> [Request]
Every line below is to be quoted exactly, with nothing added or dropped.

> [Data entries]

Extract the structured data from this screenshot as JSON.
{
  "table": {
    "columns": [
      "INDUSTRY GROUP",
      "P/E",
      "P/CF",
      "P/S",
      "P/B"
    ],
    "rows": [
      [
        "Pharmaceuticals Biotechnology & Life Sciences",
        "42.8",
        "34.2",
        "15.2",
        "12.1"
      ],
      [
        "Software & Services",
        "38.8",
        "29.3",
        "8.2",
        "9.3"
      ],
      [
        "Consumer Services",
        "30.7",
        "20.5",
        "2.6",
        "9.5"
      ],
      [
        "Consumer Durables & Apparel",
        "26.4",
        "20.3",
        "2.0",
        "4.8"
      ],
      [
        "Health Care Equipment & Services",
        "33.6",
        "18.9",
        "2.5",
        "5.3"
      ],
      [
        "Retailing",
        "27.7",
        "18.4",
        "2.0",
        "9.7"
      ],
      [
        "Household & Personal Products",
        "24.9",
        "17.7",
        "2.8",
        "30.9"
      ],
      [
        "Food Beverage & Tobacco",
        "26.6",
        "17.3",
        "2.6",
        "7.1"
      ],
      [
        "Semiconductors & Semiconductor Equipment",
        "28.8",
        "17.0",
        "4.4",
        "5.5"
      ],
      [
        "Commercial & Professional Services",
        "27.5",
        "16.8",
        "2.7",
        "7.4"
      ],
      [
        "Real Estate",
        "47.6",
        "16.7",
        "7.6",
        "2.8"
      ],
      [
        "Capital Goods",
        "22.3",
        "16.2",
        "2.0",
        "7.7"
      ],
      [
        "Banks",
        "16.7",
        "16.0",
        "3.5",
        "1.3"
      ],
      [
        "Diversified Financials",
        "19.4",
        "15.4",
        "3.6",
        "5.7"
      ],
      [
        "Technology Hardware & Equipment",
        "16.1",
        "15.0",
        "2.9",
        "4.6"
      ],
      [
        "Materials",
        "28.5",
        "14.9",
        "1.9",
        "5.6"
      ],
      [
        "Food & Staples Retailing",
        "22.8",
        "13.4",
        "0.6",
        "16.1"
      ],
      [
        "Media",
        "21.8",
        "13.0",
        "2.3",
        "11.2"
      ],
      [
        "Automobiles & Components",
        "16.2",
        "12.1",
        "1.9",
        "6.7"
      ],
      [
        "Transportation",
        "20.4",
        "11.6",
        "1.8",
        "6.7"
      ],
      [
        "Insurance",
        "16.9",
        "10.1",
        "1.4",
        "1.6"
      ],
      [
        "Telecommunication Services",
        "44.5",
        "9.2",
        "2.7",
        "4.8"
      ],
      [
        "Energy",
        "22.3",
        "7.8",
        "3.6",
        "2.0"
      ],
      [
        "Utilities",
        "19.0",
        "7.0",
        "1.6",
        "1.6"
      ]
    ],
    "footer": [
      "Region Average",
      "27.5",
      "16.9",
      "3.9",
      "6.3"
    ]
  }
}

> [Response]
Extract the structured data from this screenshot as JSON.
{
  "table": {
    "columns": [
      "INDUSTRY GROUP",
      "P/E",
      "P/CF",
      "P/S",
      "P/B"
    ],
    "rows": [
      [
        "Pharmaceuticals Biotechnology & Life Sciences",
        "42.8",
        "34.2",
        "15.2",
        "12.1"
      ],
      [
        "Software & Services",
        "38.8",
        "29.3",
        "8.2",
        "9.3"
      ],
      [
        "Consumer Services",
        "30.7",
        "20.5",
        "2.6",
        "9.5"
      ],
      [
        "Consumer Durables & Apparel",
        "26.4",
        "20.3",
        "2.0",
        "4.8"
      ],
      [
        "Health Care Equipment & Services",
        "33.6",
        "18.9",
        "2.5",
        "5.3"
      ],
      [
        "Retailing",
        "27.7",
        "18.4",
        "2.0",
        "9.7"
      ],
      [
        "Household & Personal Products",
        "24.9",
        "17.7",
        "2.8",
        "30.9"
      ],
      [
        "Food Beverage & Tobacco",
        "26.6",
        "17.3",
        "2.6",
        "7.1"
      ],
      [
        "Semiconductors & Semiconductor Equipment",
        "28.8",
        "17.0",
        "4.4",
        "5.5"
      ],
      [
        "Commercial & Professional Services",
        "27.5",
        "16.8",
        "2.7",
        "7.4"
      ],
      [
        "Real Estate",
        "47.6",
        "16.7",
        "7.6",
        "2.8"
      ],
      [
        "Capital Goods",
        "22.3",
        "16.2",
        "2.0",
        "7.7"
      ],
      [
        "Banks",
        "16.7",
        "16.0",
        "3.5",
        "1.3"
      ],
      [
        "Diversified Financials",
        "19.4",
        "15.4",
        "3.6",
        "5.7"
      ],
      [
        "Technology Hardware & Equipment",
        "16.1",
        "15.0",
        "2.9",
        "4.6"
      ],
      [
        "Materials",
        "28.5",
        "14.9",
        "1.9",
        "5.6"
      ],
      [
        "Food & Staples Retailing",
        "22.8",
        "13.4",
        "0.6",
        "16.1"
      ],
      [
        "Media",
        "21.8",
        "13.0",
        "2.3",
        "11.2"
      ],
      [
        "Automobiles & Components",
        "16.2",
        "12.1",
        "1.9",
        "6.7"
      ],
      [
        "Transportation",
        "20.4",
        "11.6",
        "1.8",
        "6.7"
      ],
      [
        "Insurance",
        "16.9",
        "10.1",
        "1.4",
        "1.6"
      ],
      [
        "Telecommunication Services",
        "44.5",
        "9.2",
        "2.7",
        "4.8"
      ],
      [
        "Energy",
        "22.3",
        "7.8",
        "3.6",
        "2.0"
      ],
      [
        "Utilities",
        "19.0",
        "7.0",
        "1.6",
        "1.6"
      ]
    ],
    "footer": [
      "Region Average",
      "27.5",
      "16.9",
      "3.9",
      "6.3"
    ]
  }
}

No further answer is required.